### WORK TO BE COMPLETED
Only lines with the string "time" matter here; gather them from the material below.

### PROVIDED RECORDS
·····

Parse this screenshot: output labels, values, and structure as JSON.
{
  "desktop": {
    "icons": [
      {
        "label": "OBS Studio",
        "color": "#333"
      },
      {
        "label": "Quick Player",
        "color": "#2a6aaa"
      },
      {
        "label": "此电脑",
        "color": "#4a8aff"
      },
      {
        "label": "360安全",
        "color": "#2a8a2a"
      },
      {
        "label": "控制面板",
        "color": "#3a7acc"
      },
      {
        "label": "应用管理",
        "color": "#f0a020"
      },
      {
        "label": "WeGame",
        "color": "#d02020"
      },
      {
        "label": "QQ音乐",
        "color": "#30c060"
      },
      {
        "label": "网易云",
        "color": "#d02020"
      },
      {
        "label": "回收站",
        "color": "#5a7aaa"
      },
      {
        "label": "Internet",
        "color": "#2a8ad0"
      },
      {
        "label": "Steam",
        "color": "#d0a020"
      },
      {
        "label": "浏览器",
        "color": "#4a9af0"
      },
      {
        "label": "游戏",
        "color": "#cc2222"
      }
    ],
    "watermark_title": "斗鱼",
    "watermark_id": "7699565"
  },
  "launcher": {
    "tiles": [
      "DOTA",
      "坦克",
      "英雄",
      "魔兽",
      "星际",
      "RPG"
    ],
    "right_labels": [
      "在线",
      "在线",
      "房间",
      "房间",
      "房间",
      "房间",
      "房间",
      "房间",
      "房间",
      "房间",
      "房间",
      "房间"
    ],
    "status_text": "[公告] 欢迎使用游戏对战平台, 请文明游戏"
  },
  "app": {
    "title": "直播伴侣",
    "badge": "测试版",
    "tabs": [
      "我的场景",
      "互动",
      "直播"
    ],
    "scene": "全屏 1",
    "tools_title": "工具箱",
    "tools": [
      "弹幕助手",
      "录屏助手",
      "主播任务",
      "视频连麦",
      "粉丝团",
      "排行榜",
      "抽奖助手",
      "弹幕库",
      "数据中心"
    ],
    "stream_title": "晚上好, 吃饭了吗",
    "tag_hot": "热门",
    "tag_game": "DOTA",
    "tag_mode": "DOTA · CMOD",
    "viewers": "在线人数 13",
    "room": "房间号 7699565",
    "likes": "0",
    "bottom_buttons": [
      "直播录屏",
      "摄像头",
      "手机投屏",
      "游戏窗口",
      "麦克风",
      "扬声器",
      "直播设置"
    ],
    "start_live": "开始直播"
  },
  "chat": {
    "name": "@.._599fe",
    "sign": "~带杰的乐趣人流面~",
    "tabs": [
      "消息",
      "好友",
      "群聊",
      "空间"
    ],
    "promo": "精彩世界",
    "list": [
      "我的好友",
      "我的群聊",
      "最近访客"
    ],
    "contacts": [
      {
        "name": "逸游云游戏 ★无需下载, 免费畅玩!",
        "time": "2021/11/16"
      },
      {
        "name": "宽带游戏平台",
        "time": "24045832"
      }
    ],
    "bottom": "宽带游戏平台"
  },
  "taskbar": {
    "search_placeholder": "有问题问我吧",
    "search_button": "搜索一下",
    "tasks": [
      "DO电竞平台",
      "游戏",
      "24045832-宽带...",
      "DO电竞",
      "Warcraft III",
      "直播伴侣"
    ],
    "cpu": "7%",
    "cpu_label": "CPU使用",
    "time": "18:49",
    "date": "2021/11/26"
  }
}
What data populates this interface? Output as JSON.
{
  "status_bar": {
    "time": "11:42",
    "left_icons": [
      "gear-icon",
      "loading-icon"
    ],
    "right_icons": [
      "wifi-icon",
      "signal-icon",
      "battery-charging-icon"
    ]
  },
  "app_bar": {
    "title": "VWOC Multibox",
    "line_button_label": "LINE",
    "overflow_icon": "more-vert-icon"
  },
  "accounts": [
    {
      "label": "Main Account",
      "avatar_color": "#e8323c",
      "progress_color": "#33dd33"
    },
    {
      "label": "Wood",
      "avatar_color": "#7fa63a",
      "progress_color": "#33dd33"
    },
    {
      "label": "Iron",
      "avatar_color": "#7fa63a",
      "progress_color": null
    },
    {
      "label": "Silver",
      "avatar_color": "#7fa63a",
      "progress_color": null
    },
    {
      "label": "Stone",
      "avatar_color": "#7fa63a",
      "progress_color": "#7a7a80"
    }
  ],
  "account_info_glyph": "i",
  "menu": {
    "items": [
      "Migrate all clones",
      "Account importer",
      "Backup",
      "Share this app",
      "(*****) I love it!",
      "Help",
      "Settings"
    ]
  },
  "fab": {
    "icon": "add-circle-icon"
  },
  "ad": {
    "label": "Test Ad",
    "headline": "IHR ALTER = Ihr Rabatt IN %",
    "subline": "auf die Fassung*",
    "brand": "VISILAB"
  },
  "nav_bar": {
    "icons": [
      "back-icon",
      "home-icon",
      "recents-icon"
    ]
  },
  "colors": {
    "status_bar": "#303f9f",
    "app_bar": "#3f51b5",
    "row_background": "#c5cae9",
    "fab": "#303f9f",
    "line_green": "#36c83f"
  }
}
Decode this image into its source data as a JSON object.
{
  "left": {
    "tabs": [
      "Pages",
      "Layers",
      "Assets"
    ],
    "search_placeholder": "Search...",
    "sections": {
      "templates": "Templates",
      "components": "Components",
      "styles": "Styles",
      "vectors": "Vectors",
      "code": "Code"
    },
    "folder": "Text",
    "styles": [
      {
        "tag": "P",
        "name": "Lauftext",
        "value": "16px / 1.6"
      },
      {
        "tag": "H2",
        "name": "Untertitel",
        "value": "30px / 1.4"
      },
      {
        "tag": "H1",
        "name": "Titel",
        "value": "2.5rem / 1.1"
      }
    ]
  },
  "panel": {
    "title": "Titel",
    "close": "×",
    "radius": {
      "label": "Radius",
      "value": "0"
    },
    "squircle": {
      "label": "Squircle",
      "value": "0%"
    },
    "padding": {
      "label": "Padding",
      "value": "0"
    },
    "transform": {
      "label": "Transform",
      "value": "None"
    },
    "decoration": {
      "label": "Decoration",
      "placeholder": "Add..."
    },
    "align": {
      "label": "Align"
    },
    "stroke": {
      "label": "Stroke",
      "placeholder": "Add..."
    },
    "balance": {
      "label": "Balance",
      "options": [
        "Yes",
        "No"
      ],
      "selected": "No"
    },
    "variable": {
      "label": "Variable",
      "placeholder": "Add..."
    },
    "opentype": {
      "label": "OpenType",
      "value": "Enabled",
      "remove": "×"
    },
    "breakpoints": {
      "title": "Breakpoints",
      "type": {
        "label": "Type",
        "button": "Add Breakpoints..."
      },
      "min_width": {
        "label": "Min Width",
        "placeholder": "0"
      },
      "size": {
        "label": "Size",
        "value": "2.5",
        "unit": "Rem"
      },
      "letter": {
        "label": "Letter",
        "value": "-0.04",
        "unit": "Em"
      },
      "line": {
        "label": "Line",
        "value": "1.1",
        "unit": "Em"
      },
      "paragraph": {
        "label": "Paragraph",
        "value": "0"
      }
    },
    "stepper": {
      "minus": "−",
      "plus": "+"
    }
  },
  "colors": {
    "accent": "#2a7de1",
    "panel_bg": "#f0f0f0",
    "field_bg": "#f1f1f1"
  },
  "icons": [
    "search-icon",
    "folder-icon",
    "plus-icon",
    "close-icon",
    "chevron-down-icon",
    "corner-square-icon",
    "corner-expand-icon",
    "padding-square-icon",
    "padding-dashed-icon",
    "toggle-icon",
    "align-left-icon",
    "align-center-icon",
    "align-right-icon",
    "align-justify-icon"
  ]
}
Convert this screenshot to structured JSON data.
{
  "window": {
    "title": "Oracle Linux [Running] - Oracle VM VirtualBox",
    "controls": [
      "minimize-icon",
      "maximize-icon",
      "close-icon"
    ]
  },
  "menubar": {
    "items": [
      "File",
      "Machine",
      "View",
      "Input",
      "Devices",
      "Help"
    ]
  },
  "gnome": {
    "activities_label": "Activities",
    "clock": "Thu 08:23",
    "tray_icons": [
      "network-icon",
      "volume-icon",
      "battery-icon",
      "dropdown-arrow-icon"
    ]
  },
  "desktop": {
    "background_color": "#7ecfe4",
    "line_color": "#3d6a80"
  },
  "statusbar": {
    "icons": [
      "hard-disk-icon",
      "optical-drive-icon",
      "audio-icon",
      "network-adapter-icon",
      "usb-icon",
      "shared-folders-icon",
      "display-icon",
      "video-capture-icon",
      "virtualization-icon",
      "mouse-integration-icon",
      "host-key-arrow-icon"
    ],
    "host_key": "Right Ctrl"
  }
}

·····

### OUTPUT OF THE TASK
        "time": "2021/11/16"
        "time": "24045832"
    "time": "18:49",
    "time": "11:42",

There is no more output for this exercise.